-------- EXERCISE MATERIALS --------

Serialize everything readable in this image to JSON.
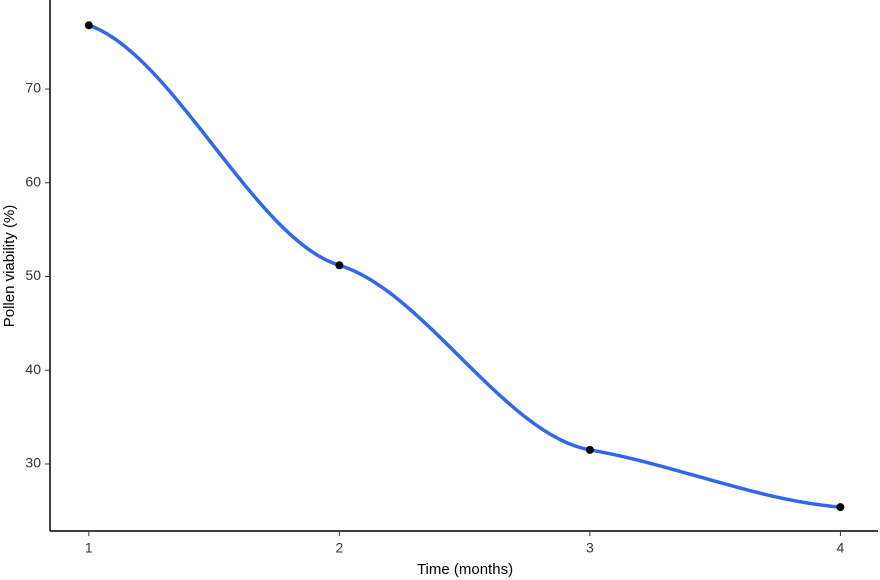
{
  "chart_data": {
    "type": "line",
    "x_label": "Time (months)",
    "y_label": "Pollen viability (%)",
    "x": [
      1,
      2,
      3,
      4
    ],
    "values": [
      76.8,
      51.2,
      31.5,
      25.4
    ],
    "color": "#3366ee",
    "point_color": "#000000",
    "xlim": [
      0.845,
      4.15
    ],
    "xticks": [
      1,
      2,
      3,
      4
    ],
    "ylim": [
      22.85,
      79.5
    ],
    "yticks": [
      30,
      40,
      50,
      60,
      70
    ]
  }
}
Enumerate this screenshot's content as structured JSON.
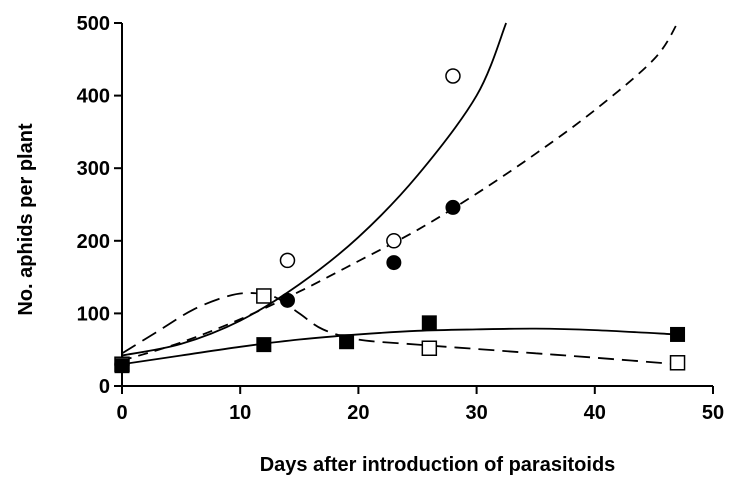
{
  "chart_data": {
    "type": "scatter",
    "title": "",
    "xlabel": "Days after introduction of parasitoids",
    "ylabel": "No. aphids per plant",
    "xlim": [
      0,
      50
    ],
    "ylim": [
      0,
      500
    ],
    "x_ticks": [
      0,
      10,
      20,
      30,
      40,
      50
    ],
    "y_ticks": [
      0,
      100,
      200,
      300,
      400,
      500
    ],
    "x_tick_labels": [
      "0",
      "10",
      "20",
      "30",
      "40",
      "50"
    ],
    "y_tick_labels": [
      "0",
      "100",
      "200",
      "300",
      "400",
      "500"
    ],
    "grid": false,
    "legend": "none",
    "series": [
      {
        "marker": "open-circle",
        "line_style": "solid",
        "color": "#000000",
        "points": [
          {
            "x": 0,
            "y": 30
          },
          {
            "x": 14,
            "y": 173
          },
          {
            "x": 23,
            "y": 200
          },
          {
            "x": 28,
            "y": 427
          }
        ],
        "fit": [
          [
            0,
            42
          ],
          [
            5,
            58
          ],
          [
            10,
            90
          ],
          [
            15,
            140
          ],
          [
            20,
            205
          ],
          [
            25,
            290
          ],
          [
            30,
            400
          ],
          [
            32.5,
            500
          ]
        ]
      },
      {
        "marker": "filled-circle",
        "line_style": "dashed",
        "color": "#000000",
        "points": [
          {
            "x": 0,
            "y": 30
          },
          {
            "x": 14,
            "y": 118
          },
          {
            "x": 23,
            "y": 170
          },
          {
            "x": 28,
            "y": 246
          }
        ],
        "fit": [
          [
            0,
            35
          ],
          [
            5,
            60
          ],
          [
            10,
            92
          ],
          [
            15,
            130
          ],
          [
            20,
            172
          ],
          [
            25,
            215
          ],
          [
            30,
            265
          ],
          [
            35,
            320
          ],
          [
            40,
            380
          ],
          [
            45,
            450
          ],
          [
            47,
            500
          ]
        ]
      },
      {
        "marker": "open-square",
        "line_style": "long-dashed",
        "color": "#000000",
        "points": [
          {
            "x": 0,
            "y": 30
          },
          {
            "x": 12,
            "y": 124
          },
          {
            "x": 26,
            "y": 52
          },
          {
            "x": 47,
            "y": 32
          }
        ],
        "fit": [
          [
            0,
            45
          ],
          [
            3,
            75
          ],
          [
            6,
            105
          ],
          [
            9,
            124
          ],
          [
            11,
            128
          ],
          [
            13,
            122
          ],
          [
            15,
            100
          ],
          [
            17,
            78
          ],
          [
            20,
            64
          ],
          [
            25,
            57
          ],
          [
            30,
            51
          ],
          [
            35,
            45
          ],
          [
            40,
            39
          ],
          [
            47,
            30
          ]
        ]
      },
      {
        "marker": "filled-square",
        "line_style": "solid",
        "color": "#000000",
        "points": [
          {
            "x": 0,
            "y": 28
          },
          {
            "x": 12,
            "y": 57
          },
          {
            "x": 19,
            "y": 61
          },
          {
            "x": 26,
            "y": 87
          },
          {
            "x": 47,
            "y": 71
          }
        ],
        "fit": [
          [
            0,
            30
          ],
          [
            5,
            42
          ],
          [
            10,
            54
          ],
          [
            15,
            64
          ],
          [
            20,
            71
          ],
          [
            25,
            76
          ],
          [
            30,
            78
          ],
          [
            35,
            79
          ],
          [
            40,
            77
          ],
          [
            47,
            71
          ]
        ]
      }
    ]
  }
}
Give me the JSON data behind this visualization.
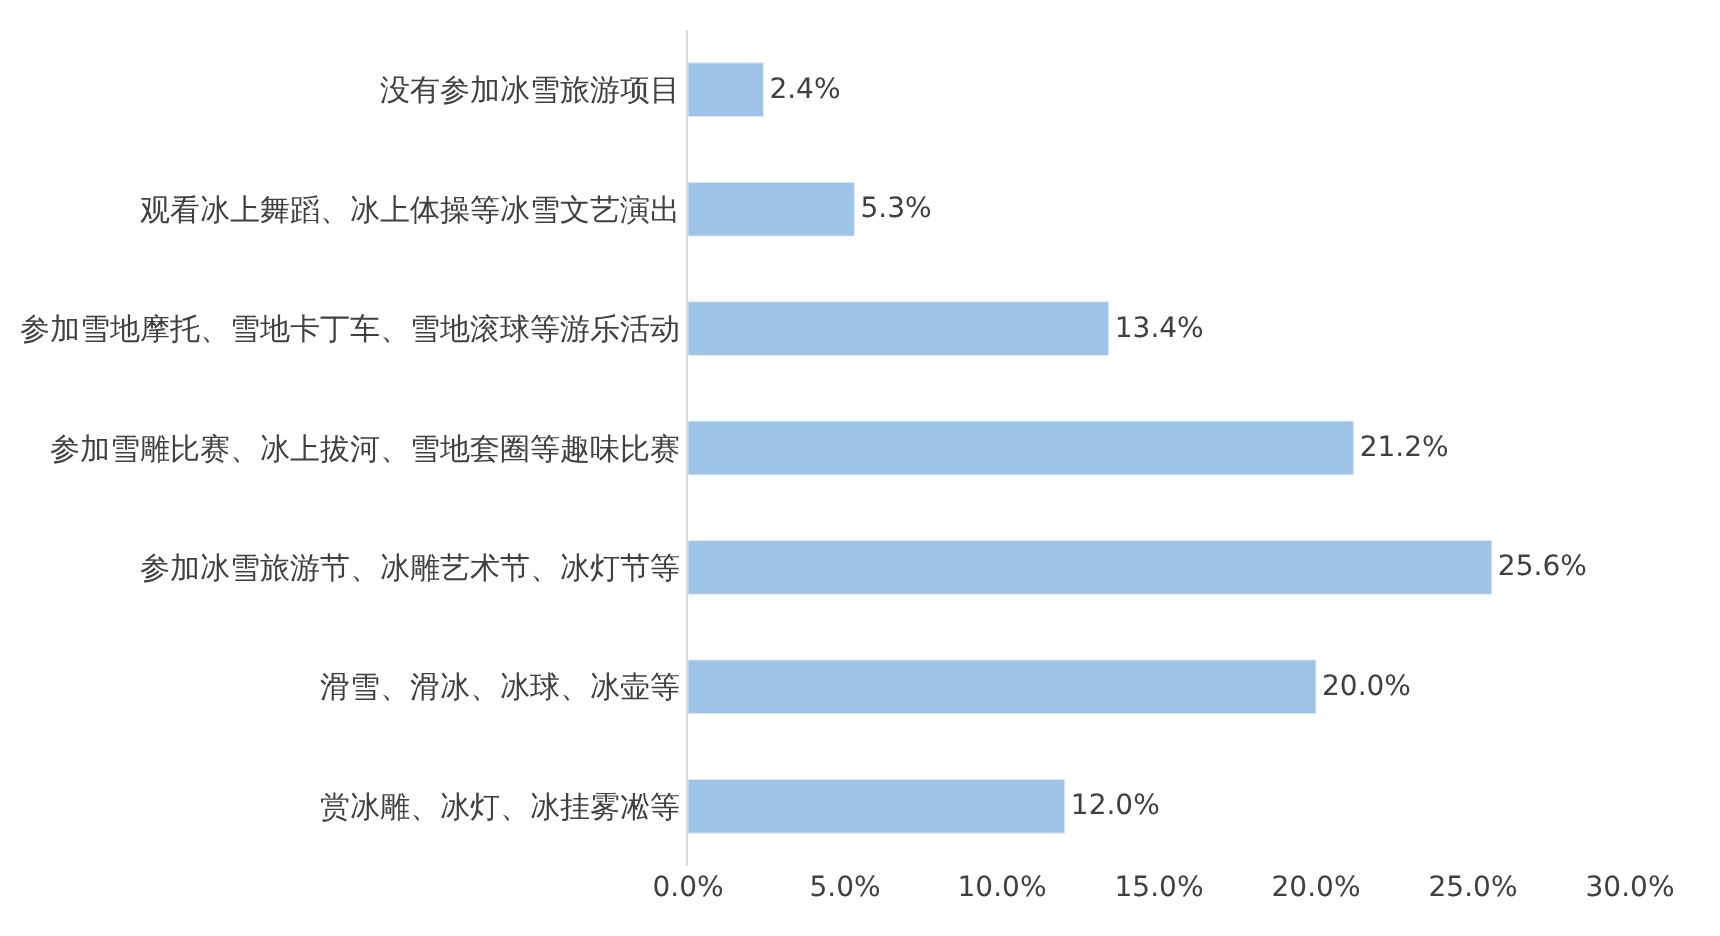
{
  "chart_data": {
    "type": "bar",
    "orientation": "horizontal",
    "categories": [
      "没有参加冰雪旅游项目",
      "观看冰上舞蹈、冰上体操等冰雪文艺演出",
      "参加雪地摩托、雪地卡丁车、雪地滚球等游乐活动",
      "参加雪雕比赛、冰上拔河、雪地套圈等趣味比赛",
      "参加冰雪旅游节、冰雕艺术节、冰灯节等",
      "滑雪、滑冰、冰球、冰壶等",
      "赏冰雕、冰灯、冰挂雾凇等"
    ],
    "values": [
      2.4,
      5.3,
      13.4,
      21.2,
      25.6,
      20.0,
      12.0
    ],
    "value_labels": [
      "2.4%",
      "5.3%",
      "13.4%",
      "21.2%",
      "25.6%",
      "20.0%",
      "12.0%"
    ],
    "color": "#9dc3e6",
    "xlim": [
      0,
      30
    ],
    "xticks": [
      {
        "value": 0,
        "label": "0.0%"
      },
      {
        "value": 5,
        "label": "5.0%"
      },
      {
        "value": 10,
        "label": "10.0%"
      },
      {
        "value": 15,
        "label": "15.0%"
      },
      {
        "value": 20,
        "label": "20.0%"
      },
      {
        "value": 25,
        "label": "25.0%"
      },
      {
        "value": 30,
        "label": "30.0%"
      }
    ],
    "legend": false
  }
}
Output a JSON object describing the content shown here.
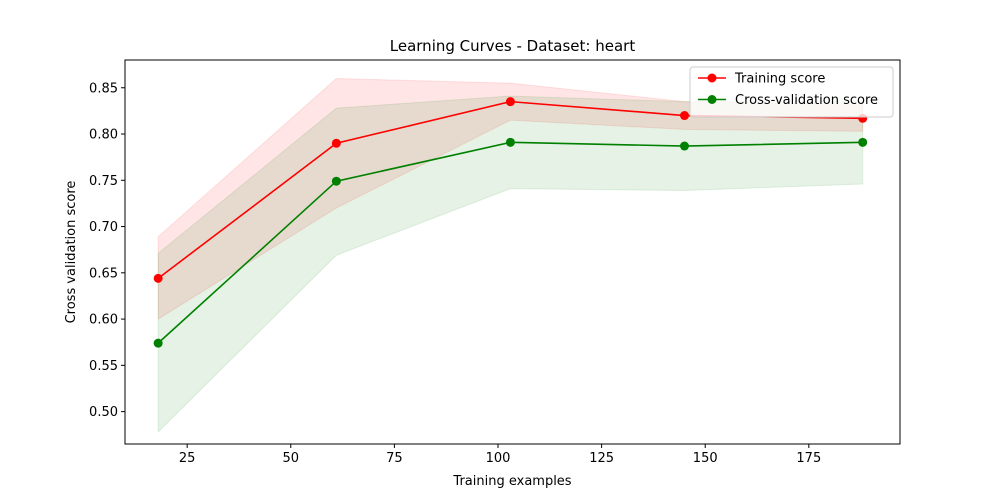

--------

**REQUIRED WORK:**
Reply with nothing except the number of lines in the listing above that include the string "open".

**WRITTEN ANSWER:**
2